** start **
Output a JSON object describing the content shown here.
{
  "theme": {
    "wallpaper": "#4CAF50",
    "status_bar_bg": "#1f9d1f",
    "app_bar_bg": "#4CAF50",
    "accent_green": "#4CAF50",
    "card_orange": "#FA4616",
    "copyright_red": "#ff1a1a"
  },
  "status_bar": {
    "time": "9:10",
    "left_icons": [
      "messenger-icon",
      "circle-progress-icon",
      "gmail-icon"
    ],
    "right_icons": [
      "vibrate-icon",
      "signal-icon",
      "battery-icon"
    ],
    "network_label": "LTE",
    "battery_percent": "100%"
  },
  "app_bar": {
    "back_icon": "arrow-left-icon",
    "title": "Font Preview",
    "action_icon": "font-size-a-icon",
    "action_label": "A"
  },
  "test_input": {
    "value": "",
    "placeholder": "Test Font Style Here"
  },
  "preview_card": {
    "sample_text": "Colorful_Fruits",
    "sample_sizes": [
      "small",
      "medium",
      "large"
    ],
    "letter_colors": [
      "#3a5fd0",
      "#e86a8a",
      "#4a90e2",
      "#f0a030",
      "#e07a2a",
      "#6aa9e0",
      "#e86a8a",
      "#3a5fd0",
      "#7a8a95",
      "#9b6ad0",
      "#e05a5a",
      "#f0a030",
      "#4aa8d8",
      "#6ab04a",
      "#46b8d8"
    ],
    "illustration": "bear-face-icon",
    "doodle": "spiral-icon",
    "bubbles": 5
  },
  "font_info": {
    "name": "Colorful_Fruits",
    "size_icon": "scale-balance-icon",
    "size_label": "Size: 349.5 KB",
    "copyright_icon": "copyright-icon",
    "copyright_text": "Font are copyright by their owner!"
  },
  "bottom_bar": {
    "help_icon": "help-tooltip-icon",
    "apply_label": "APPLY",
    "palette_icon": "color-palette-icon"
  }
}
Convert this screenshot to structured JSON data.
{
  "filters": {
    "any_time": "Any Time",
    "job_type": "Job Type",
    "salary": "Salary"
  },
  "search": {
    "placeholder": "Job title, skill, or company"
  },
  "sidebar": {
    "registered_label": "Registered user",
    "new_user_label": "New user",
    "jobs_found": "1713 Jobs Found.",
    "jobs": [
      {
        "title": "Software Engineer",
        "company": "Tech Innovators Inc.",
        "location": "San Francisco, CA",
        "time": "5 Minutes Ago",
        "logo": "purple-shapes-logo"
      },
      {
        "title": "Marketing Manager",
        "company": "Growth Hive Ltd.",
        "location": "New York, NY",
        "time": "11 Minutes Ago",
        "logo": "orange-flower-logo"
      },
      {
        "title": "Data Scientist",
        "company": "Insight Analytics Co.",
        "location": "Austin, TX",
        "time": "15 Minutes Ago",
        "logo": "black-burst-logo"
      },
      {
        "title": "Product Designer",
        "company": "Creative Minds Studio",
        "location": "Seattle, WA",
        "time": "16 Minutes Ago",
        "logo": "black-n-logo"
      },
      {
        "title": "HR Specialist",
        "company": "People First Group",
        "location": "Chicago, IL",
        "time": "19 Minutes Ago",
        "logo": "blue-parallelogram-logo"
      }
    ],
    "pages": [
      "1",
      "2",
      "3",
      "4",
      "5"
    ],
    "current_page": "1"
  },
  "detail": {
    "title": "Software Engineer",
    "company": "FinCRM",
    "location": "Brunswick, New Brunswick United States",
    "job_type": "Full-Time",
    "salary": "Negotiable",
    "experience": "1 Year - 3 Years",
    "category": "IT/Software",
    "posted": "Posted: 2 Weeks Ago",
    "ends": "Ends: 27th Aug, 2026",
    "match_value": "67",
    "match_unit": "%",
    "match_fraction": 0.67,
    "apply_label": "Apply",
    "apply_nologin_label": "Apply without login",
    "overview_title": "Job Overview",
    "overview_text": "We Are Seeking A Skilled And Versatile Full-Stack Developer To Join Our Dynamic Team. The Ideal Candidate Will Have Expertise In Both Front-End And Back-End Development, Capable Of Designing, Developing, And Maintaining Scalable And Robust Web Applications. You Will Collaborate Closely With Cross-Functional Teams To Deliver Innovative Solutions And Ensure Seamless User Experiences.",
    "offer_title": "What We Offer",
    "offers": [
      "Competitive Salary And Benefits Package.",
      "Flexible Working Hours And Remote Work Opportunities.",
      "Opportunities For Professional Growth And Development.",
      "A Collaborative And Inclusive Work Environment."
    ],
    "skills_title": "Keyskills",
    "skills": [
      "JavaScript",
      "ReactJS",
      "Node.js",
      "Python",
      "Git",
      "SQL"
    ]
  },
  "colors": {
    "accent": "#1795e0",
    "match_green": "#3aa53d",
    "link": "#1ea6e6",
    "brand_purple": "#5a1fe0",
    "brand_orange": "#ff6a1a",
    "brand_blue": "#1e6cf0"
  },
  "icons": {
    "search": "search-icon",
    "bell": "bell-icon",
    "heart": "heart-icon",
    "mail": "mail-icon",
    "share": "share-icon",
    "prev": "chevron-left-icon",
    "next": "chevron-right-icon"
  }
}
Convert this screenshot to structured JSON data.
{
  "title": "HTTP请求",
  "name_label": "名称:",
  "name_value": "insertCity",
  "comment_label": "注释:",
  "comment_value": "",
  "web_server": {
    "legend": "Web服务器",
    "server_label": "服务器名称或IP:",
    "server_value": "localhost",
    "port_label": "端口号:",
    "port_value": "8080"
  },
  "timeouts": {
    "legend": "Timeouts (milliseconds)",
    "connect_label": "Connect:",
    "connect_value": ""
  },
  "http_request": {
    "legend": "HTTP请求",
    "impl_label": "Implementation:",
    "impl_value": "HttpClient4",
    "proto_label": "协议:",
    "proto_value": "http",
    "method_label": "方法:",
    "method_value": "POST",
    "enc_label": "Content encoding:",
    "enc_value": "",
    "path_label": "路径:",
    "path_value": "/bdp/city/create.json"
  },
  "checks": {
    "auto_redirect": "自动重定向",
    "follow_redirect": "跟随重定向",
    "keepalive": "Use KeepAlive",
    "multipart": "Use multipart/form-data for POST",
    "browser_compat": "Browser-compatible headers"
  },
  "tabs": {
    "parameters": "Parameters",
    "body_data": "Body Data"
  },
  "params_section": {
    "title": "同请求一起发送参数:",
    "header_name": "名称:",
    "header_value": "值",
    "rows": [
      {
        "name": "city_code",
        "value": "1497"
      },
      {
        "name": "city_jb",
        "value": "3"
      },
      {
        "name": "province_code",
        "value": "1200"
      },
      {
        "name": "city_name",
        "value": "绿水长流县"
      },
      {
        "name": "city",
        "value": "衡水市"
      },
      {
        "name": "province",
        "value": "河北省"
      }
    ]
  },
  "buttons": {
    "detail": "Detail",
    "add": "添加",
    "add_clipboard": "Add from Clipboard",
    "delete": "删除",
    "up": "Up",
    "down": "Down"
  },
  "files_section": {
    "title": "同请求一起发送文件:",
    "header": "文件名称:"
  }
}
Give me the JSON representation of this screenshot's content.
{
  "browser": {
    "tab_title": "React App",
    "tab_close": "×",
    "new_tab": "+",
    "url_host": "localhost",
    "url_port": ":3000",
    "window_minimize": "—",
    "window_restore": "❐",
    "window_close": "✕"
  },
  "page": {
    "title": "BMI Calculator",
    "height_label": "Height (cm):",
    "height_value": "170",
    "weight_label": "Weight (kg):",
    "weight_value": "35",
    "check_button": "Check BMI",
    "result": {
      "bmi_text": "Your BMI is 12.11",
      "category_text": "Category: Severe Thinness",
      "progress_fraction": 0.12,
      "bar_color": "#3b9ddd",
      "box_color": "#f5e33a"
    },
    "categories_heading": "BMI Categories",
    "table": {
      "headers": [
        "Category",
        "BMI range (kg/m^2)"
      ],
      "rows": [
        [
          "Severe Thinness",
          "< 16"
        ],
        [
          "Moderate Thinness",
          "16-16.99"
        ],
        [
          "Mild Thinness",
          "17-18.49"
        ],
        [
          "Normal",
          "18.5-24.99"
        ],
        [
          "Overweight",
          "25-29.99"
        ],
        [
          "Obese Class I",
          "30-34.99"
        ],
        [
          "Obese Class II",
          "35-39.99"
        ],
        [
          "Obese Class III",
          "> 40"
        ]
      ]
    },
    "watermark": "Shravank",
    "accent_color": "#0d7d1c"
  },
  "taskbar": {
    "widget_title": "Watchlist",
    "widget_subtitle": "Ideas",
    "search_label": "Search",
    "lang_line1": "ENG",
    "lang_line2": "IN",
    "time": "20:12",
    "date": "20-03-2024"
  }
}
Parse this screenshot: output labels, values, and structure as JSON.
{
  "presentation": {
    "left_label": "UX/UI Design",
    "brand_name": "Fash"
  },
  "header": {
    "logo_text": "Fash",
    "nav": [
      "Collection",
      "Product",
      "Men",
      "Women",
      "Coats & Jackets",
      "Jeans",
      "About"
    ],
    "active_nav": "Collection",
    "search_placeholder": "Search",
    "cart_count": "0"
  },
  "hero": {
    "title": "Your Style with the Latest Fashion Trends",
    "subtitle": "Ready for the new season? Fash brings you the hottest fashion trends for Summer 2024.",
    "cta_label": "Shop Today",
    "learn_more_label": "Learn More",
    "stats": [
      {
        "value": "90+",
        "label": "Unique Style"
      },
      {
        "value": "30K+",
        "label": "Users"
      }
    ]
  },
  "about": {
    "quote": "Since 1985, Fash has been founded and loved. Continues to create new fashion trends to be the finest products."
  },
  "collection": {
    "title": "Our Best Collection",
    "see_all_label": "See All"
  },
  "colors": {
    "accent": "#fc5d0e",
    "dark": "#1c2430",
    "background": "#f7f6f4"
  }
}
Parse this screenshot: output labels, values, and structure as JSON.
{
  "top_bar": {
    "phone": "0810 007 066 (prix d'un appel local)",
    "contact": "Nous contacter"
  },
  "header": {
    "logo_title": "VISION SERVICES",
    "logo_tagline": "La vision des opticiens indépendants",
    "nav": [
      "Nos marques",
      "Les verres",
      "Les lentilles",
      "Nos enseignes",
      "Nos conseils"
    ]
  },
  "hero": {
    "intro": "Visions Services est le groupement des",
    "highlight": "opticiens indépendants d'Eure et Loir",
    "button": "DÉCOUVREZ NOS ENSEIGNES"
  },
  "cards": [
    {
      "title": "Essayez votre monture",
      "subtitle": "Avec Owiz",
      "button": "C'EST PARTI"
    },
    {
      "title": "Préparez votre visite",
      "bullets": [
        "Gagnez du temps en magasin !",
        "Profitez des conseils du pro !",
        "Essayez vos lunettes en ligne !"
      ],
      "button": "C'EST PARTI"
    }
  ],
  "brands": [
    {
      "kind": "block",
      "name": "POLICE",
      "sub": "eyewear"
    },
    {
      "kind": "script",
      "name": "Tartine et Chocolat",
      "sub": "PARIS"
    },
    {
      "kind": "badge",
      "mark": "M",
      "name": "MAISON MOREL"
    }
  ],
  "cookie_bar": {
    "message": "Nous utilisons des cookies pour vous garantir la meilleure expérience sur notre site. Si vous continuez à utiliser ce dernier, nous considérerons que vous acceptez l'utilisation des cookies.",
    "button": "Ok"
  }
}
** end **
Task details:
Take each line containing the string "opticiens" and copy it out.

Result below:
    "logo_tagline": "La vision des opticiens indépendants",
    "highlight": "opticiens indépendants d'Eure et Loir",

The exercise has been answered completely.